▸ Problem details: Quote every line below exactly as it reads.

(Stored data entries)
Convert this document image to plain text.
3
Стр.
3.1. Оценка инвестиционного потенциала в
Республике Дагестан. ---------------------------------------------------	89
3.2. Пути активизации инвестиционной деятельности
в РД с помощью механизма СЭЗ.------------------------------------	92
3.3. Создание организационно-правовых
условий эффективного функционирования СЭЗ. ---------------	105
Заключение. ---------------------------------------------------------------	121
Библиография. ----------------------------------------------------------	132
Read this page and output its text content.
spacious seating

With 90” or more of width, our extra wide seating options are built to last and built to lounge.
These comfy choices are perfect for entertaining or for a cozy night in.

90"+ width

▸ Response:
Convert this document image to plain text.
3
Стр.
3.1. Оценка инвестиционного потенциала в
Республике Дагестан. ---------------------------------------------------	89
3.2. Пути активизации инвестиционной деятельности
в РД с помощью механизма СЭЗ.------------------------------------	92
3.3. Создание организационно-правовых
условий эффективного функционирования СЭЗ. ---------------	105
Заключение. ---------------------------------------------------------------	121
Библиография. ----------------------------------------------------------	132
Read this page and output its text content.
spacious seating

With 90” or more of width, our extra wide seating options are built to last and built to lounge.
These comfy choices are perfect for entertaining or for a cozy night in.

90"+ width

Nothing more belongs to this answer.